[Excerpt from a dataset]
┏━━
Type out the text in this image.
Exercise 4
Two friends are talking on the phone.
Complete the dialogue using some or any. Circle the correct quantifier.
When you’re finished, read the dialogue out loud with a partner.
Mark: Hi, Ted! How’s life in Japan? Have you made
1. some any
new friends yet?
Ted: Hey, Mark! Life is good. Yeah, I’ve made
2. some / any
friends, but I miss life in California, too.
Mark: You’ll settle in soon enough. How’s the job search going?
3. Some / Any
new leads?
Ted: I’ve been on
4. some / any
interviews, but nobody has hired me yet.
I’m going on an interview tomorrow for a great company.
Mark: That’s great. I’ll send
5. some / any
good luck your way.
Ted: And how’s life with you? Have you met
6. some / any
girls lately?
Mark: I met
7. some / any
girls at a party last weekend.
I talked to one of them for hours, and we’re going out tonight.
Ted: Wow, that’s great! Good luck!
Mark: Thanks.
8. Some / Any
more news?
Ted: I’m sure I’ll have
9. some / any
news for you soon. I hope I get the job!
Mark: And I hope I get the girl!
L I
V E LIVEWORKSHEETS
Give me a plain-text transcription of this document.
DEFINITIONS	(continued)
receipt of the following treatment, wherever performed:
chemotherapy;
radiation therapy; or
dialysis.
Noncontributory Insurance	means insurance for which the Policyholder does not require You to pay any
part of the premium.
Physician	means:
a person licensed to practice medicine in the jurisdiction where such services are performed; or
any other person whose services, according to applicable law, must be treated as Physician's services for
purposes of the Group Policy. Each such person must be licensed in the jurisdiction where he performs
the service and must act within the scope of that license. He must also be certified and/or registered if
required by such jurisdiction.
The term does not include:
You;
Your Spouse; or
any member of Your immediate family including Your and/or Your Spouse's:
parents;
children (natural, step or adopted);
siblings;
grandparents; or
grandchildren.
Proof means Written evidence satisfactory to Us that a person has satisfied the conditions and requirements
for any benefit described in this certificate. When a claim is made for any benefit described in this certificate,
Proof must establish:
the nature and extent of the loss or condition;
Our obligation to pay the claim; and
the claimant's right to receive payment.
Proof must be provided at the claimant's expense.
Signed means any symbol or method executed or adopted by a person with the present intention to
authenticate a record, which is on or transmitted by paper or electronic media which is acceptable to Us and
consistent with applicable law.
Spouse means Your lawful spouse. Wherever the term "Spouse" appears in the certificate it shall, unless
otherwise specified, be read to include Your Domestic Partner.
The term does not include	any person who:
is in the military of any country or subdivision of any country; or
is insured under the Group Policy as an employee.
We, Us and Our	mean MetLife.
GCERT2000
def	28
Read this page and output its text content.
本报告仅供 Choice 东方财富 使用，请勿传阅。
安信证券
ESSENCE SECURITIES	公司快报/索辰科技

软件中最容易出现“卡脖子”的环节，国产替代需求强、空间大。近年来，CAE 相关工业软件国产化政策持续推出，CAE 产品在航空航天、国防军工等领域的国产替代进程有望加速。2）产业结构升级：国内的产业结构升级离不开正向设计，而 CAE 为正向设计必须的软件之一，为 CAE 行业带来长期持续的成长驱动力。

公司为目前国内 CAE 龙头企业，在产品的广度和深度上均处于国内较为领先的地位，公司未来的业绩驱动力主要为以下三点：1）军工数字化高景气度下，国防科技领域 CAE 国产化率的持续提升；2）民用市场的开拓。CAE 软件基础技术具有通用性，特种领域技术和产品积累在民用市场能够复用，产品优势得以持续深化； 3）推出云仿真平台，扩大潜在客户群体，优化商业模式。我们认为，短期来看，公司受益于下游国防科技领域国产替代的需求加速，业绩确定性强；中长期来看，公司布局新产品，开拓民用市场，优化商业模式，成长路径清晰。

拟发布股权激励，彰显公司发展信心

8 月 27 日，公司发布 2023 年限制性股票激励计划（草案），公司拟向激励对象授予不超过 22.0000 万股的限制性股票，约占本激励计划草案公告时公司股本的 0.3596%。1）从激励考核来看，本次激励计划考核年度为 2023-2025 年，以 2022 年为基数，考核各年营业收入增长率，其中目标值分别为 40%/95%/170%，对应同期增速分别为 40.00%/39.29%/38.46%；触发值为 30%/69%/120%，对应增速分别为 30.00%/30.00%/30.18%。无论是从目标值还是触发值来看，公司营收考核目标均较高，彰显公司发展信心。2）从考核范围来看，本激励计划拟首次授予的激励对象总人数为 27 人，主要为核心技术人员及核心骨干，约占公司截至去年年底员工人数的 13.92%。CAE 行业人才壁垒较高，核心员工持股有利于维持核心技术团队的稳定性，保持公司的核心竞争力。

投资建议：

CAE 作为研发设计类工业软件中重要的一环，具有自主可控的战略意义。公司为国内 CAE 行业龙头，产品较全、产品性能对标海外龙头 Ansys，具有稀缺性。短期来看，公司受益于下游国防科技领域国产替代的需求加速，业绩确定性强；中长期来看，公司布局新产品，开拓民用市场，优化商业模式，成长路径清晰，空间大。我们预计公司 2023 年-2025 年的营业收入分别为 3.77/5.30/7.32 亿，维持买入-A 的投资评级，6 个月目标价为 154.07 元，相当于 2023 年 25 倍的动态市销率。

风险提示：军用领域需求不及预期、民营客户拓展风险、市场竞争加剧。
┗━━
[Your objective]: Gather every line from the listing above in which "going" appears, and copy those lines.

[Task output]:
Mark: You’ll settle in soon enough. How’s the job search going?
I’m going on an interview tomorrow for a great company.
I talked to one of them for hours, and we’re going out tonight.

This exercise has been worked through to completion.